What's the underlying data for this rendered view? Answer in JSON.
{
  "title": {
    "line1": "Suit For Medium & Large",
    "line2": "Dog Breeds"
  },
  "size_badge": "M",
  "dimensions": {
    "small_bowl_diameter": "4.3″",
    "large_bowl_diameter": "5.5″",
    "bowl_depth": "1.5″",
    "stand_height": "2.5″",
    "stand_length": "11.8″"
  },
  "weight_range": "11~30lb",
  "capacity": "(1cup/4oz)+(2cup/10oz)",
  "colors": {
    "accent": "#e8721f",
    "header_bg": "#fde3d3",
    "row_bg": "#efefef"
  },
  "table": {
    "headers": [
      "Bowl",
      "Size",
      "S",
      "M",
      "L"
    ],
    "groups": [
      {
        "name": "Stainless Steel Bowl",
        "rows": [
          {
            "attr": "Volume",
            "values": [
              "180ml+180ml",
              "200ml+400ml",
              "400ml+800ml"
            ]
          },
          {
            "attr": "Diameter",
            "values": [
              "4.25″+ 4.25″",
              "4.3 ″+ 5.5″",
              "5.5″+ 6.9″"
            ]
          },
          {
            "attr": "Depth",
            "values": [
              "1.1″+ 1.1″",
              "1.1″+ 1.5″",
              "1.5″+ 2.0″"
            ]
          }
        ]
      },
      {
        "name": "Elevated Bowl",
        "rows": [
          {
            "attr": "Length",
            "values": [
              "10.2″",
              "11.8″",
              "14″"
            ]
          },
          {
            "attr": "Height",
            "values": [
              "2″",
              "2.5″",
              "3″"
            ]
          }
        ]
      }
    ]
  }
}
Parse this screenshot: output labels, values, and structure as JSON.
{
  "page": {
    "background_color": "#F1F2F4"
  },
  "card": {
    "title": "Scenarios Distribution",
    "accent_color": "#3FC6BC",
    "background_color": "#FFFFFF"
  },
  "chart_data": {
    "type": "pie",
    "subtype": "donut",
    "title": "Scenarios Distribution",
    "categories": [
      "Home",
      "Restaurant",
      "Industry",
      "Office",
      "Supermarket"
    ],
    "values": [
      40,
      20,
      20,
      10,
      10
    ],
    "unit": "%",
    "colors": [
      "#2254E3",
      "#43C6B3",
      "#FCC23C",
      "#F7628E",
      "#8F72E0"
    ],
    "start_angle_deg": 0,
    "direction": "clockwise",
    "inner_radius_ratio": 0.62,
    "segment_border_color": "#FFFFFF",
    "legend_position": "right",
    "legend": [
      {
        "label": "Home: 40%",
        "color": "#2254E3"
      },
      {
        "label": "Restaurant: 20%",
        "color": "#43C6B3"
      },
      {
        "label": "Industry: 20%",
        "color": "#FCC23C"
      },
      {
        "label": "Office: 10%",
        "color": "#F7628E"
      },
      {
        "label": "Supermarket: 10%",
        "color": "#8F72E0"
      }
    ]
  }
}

- AIM:
Return every line of the material exactly.

- COMPLETE ANSWER:
What's the underlying data for this rendered view? Answer in JSON.
{
  "title": {
    "line1": "Suit For Medium & Large",
    "line2": "Dog Breeds"
  },
  "size_badge": "M",
  "dimensions": {
    "small_bowl_diameter": "4.3″",
    "large_bowl_diameter": "5.5″",
    "bowl_depth": "1.5″",
    "stand_height": "2.5″",
    "stand_length": "11.8″"
  },
  "weight_range": "11~30lb",
  "capacity": "(1cup/4oz)+(2cup/10oz)",
  "colors": {
    "accent": "#e8721f",
    "header_bg": "#fde3d3",
    "row_bg": "#efefef"
  },
  "table": {
    "headers": [
      "Bowl",
      "Size",
      "S",
      "M",
      "L"
    ],
    "groups": [
      {
        "name": "Stainless Steel Bowl",
        "rows": [
          {
            "attr": "Volume",
            "values": [
              "180ml+180ml",
              "200ml+400ml",
              "400ml+800ml"
            ]
          },
          {
            "attr": "Diameter",
            "values": [
              "4.25″+ 4.25″",
              "4.3 ″+ 5.5″",
              "5.5″+ 6.9″"
            ]
          },
          {
            "attr": "Depth",
            "values": [
              "1.1″+ 1.1″",
              "1.1″+ 1.5″",
              "1.5″+ 2.0″"
            ]
          }
        ]
      },
      {
        "name": "Elevated Bowl",
        "rows": [
          {
            "attr": "Length",
            "values": [
              "10.2″",
              "11.8″",
              "14″"
            ]
          },
          {
            "attr": "Height",
            "values": [
              "2″",
              "2.5″",
              "3″"
            ]
          }
        ]
      }
    ]
  }
}
Parse this screenshot: output labels, values, and structure as JSON.
{
  "page": {
    "background_color": "#F1F2F4"
  },
  "card": {
    "title": "Scenarios Distribution",
    "accent_color": "#3FC6BC",
    "background_color": "#FFFFFF"
  },
  "chart_data": {
    "type": "pie",
    "subtype": "donut",
    "title": "Scenarios Distribution",
    "categories": [
      "Home",
      "Restaurant",
      "Industry",
      "Office",
      "Supermarket"
    ],
    "values": [
      40,
      20,
      20,
      10,
      10
    ],
    "unit": "%",
    "colors": [
      "#2254E3",
      "#43C6B3",
      "#FCC23C",
      "#F7628E",
      "#8F72E0"
    ],
    "start_angle_deg": 0,
    "direction": "clockwise",
    "inner_radius_ratio": 0.62,
    "segment_border_color": "#FFFFFF",
    "legend_position": "right",
    "legend": [
      {
        "label": "Home: 40%",
        "color": "#2254E3"
      },
      {
        "label": "Restaurant: 20%",
        "color": "#43C6B3"
      },
      {
        "label": "Industry: 20%",
        "color": "#FCC23C"
      },
      {
        "label": "Office: 10%",
        "color": "#F7628E"
      },
      {
        "label": "Supermarket: 10%",
        "color": "#8F72E0"
      }
    ]
  }
}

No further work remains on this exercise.